■ YOUR OBJECTIVE
Transcribe the entries exactly; images are not part of the copy.

■ DATA FOR THIS TASK

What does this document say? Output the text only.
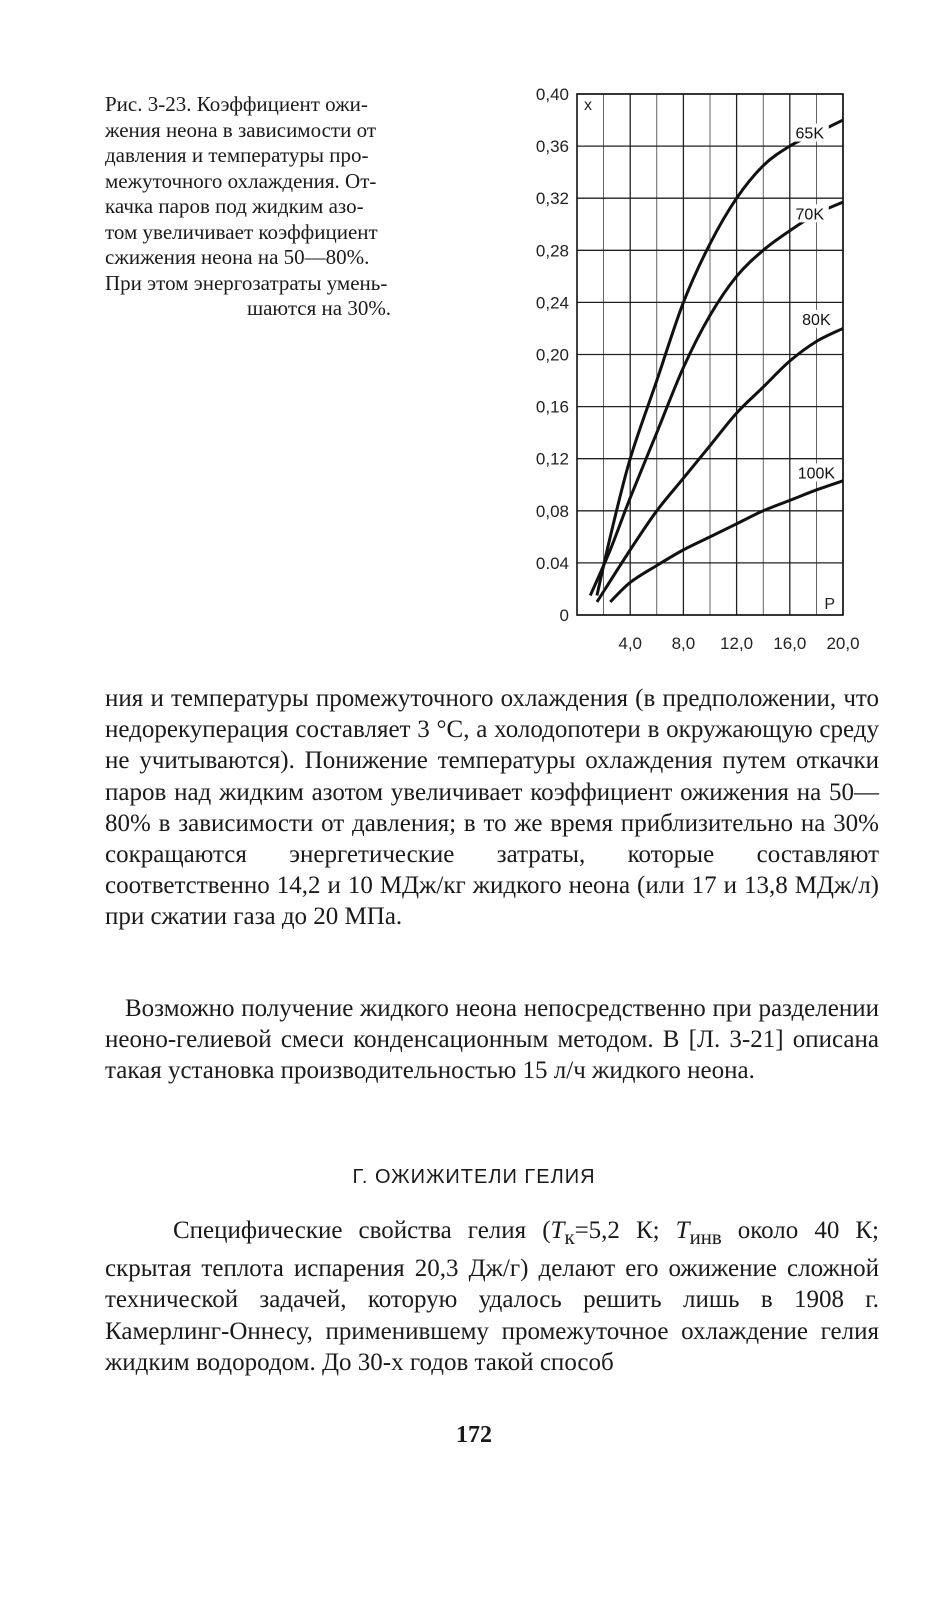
Рис. 3-23. Коэффициент ожи-
жения неона в зависимости от
давления и температуры про-
межуточного охлаждения. От-
качка паров под жидким азо-
том увеличивает коэффициент
сжижения неона на 50—80%.
При этом энергозатраты умень-
шаются на 30%.
0
0.04
0,08
0,12
0,16
0,20
0,24
0,28
0,32
0,36
0,40
4,0 8,0 12,0 16,0 20,0
P
x
65K
70K
80K
100K

ния и температуры промежуточного охлаждения (в предположении, что недорекуперация составляет 3 °С, а холодопотери в окружающую среду не учитываются). Понижение температуры охлаждения путем откачки паров над жидким азотом увеличивает коэффициент ожижения на 50—80% в зависимости от давления; в то же время приблизительно на 30% сокращаются энергетические затраты, которые составляют соответственно 14,2 и 10 МДж/кг жидкого неона (или 17 и 13,8 МДж/л) при сжатии газа до 20 МПа.

Возможно получение жидкого неона непосредственно при разделении неоно-гелиевой смеси конденсационным методом. В [Л. 3-21] описана такая установка производительностью 15 л/ч жидкого неона.

Г. ОЖИЖИТЕЛИ ГЕЛИЯ

Специфические свойства гелия ($T_к=5,2$ К; $T_{инв}$ около 40 К; скрытая теплота испарения 20,3 Дж/г) делают его ожижение сложной технической задачей, которую удалось решить лишь в 1908 г. Камерлинг-Оннесу, применившему промежуточное охлаждение гелия жидким водородом. До 30-х годов такой способ

172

■ EXPECTED ANSWER
What does this document say? Output the text only.
Рис. 3-23. Коэффициент ожи-
жения неона в зависимости от
давления и температуры про-
межуточного охлаждения. От-
качка паров под жидким азо-
том увеличивает коэффициент
сжижения неона на 50—80%.
При этом энергозатраты умень-
шаются на 30%.
0
0.04
0,08
0,12
0,16
0,20
0,24
0,28
0,32
0,36
0,40
4,0 8,0 12,0 16,0 20,0
P
x
65K
70K
80K
100K

ния и температуры промежуточного охлаждения (в предположении, что недорекуперация составляет 3 °С, а холодопотери в окружающую среду не учитываются). Понижение температуры охлаждения путем откачки паров над жидким азотом увеличивает коэффициент ожижения на 50—80% в зависимости от давления; в то же время приблизительно на 30% сокращаются энергетические затраты, которые составляют соответственно 14,2 и 10 МДж/кг жидкого неона (или 17 и 13,8 МДж/л) при сжатии газа до 20 МПа.

Возможно получение жидкого неона непосредственно при разделении неоно-гелиевой смеси конденсационным методом. В [Л. 3-21] описана такая установка производительностью 15 л/ч жидкого неона.

Г. ОЖИЖИТЕЛИ ГЕЛИЯ

Специфические свойства гелия ($T_к=5,2$ К; $T_{инв}$ около 40 К; скрытая теплота испарения 20,3 Дж/г) делают его ожижение сложной технической задачей, которую удалось решить лишь в 1908 г. Камерлинг-Оннесу, применившему промежуточное охлаждение гелия жидким водородом. До 30-х годов такой способ

172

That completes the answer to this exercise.